### WORK REQUIRED
Copy each line containing the word "text" from the records that follow, please.

----------------------------------------

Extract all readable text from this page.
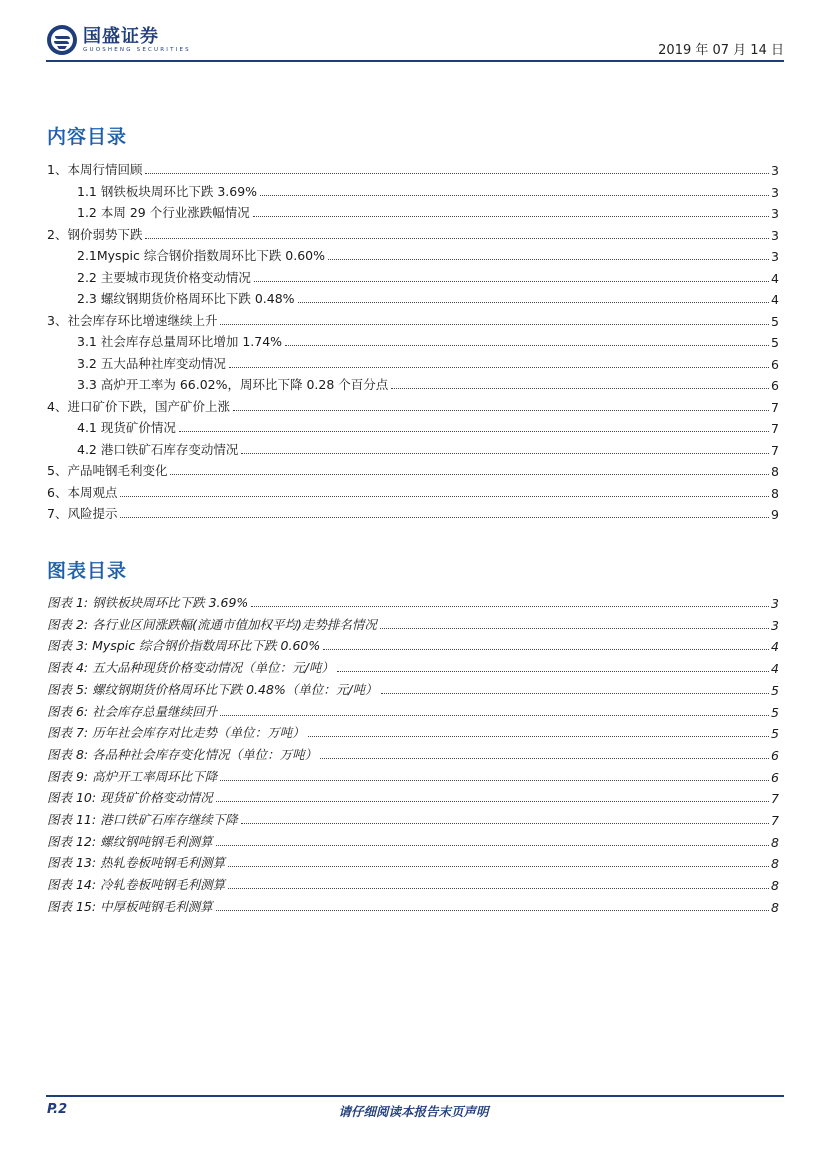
国盛证券
GUOSHENG SECURITIES	2019 年 07 月 14 日
内容目录
1、本周行情回顾	3
1.1 钢铁板块周环比下跌 3.69%	3
1.2 本周 29 个行业涨跌幅情况	3
2、钢价弱势下跌	3
2.1Myspic 综合钢价指数周环比下跌 0.60%	3
2.2 主要城市现货价格变动情况	4
2.3 螺纹钢期货价格周环比下跌 0.48%	4
3、社会库存环比增速继续上升	5
3.1 社会库存总量周环比增加 1.74%	5
3.2 五大品种社库变动情况	6
3.3 高炉开工率为 66.02%，周环比下降 0.28 个百分点	6
4、进口矿价下跌，国产矿价上涨	7
4.1 现货矿价情况	7
4.2 港口铁矿石库存变动情况	7
5、产品吨钢毛利变化	8
6、本周观点	8
7、风险提示	9
图表目录
图表 1: 钢铁板块周环比下跌 3.69%	3
图表 2: 各行业区间涨跌幅(流通市值加权平均)走势排名情况	3
图表 3: Myspic 综合钢价指数周环比下跌 0.60%	4
图表 4: 五大品种现货价格变动情况（单位：元/吨）	4
图表 5: 螺纹钢期货价格周环比下跌 0.48%（单位：元/吨）	5
图表 6: 社会库存总量继续回升	5
图表 7: 历年社会库存对比走势（单位：万吨）	5
图表 8: 各品种社会库存变化情况（单位：万吨）	6
图表 9: 高炉开工率周环比下降	6
图表 10: 现货矿价格变动情况	7
图表 11: 港口铁矿石库存继续下降	7
图表 12: 螺纹钢吨钢毛利测算	8
图表 13: 热轧卷板吨钢毛利测算	8
图表 14: 冷轧卷板吨钢毛利测算	8
图表 15: 中厚板吨钢毛利测算	8
请仔细阅读本报告末页声明
P.2
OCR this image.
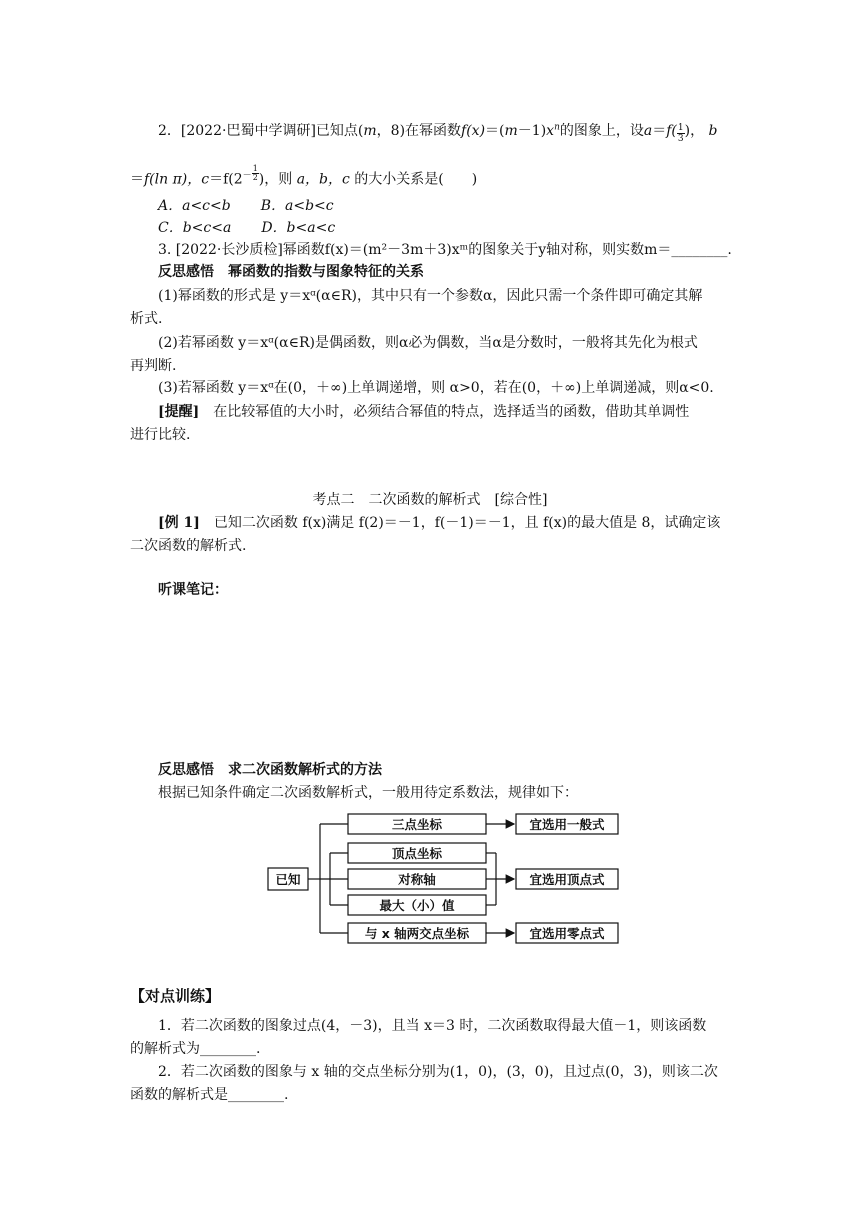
2．[2022·巴蜀中学调研]已知点(m，8)在幂函数$f(x)=(m-1)x^n$的图象上，设$a=f( \frac{1}{3}$ )， b
＝f(ln π)，$c=f(2^{- \frac{1}{2}}$ )，则 a，b，c 的大小关系是(　　)
A．a<c<b B．a<b<c
C．b<c<a D．b<a<c
3. [2022·长沙质检]幂函数f(x)＝(m²－3m＋3)xᵐ的图象关于y轴对称，则实数m＝________.
反思感悟　幂函数的指数与图象特征的关系
(1)幂函数的形式是 y＝xᵅ(α∈R)，其中只有一个参数α，因此只需一个条件即可确定其解
析式.
(2)若幂函数 y＝xᵅ(α∈R)是偶函数，则α必为偶数，当α是分数时，一般将其先化为根式
再判断.
(3)若幂函数 y＝xᵅ在(0，＋∞)上单调递增，则 α>0，若在(0，＋∞)上单调递减，则α<0.
[提醒]　在比较幂值的大小时，必须结合幂值的特点，选择适当的函数，借助其单调性
进行比较.
考点二　二次函数的解析式　[综合性]
[例 1]　已知二次函数 f(x)满足 f(2)＝－1，f(－1)＝－1，且 f(x)的最大值是 8，试确定该
二次函数的解析式.
听课笔记：
反思感悟　求二次函数解析式的方法
根据已知条件确定二次函数解析式，一般用待定系数法，规律如下：
已知
三点坐标
顶点坐标
对称轴
最大（小）值
与 x 轴两交点坐标
宜选用一般式
宜选用顶点式
宜选用零点式
【对点训练】
1．若二次函数的图象过点(4，－3)，且当 x＝3 时，二次函数取得最大值－1，则该函数
的解析式为________.
2．若二次函数的图象与 x 轴的交点坐标分别为(1，0)，(3，0)，且过点(0，3)，则该二次
函数的解析式是________.
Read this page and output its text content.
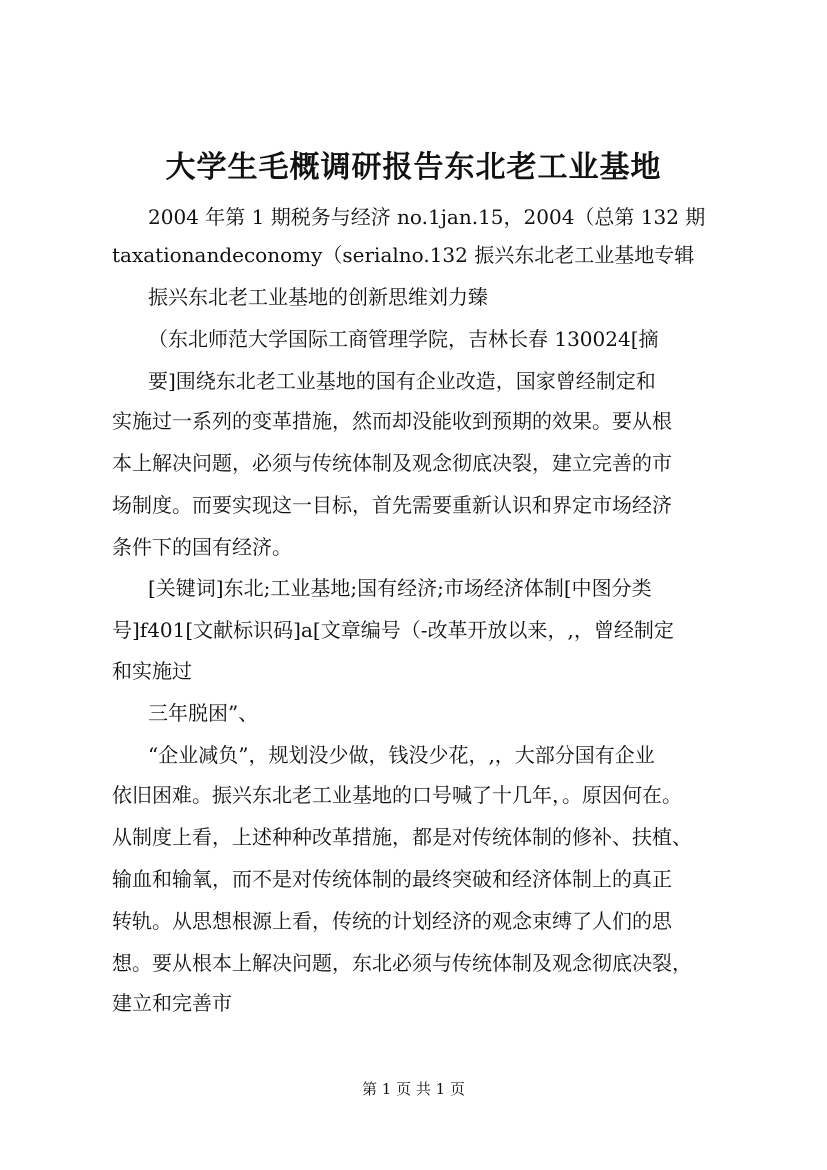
大学生毛概调研报告东北老工业基地
2004 年第 1 期税务与经济 no.1jan.15，2004（总第 132 期
taxationandeconomy（serialno.132 振兴东北老工业基地专辑
振兴东北老工业基地的创新思维刘力臻
（东北师范大学国际工商管理学院，吉林长春 130024[摘
要]围绕东北老工业基地的国有企业改造，国家曾经制定和
实施过一系列的变革措施，然而却没能收到预期的效果。要从根
本上解决问题，必须与传统体制及观念彻底决裂，建立完善的市
场制度。而要实现这一目标，首先需要重新认识和界定市场经济
条件下的国有经济。
[关键词]东北;工业基地;国有经济;市场经济体制[中图分类
号]f401[文献标识码]a[文章编号（-改革开放以来，,，曾经制定
和实施过
三年脱困”、
“企业减负”，规划没少做，钱没少花，,，大部分国有企业
依旧困难。振兴东北老工业基地的口号喊了十几年，。原因何在。
从制度上看，上述种种改革措施，都是对传统体制的修补、扶植、
输血和输氧，而不是对传统体制的最终突破和经济体制上的真正
转轨。从思想根源上看，传统的计划经济的观念束缚了人们的思
想。要从根本上解决问题，东北必须与传统体制及观念彻底决裂，
建立和完善市
第 1 页 共 1 页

----------------------------------------

### THE REPLY
Extract all readable text from this page.
Read this page and output its text content.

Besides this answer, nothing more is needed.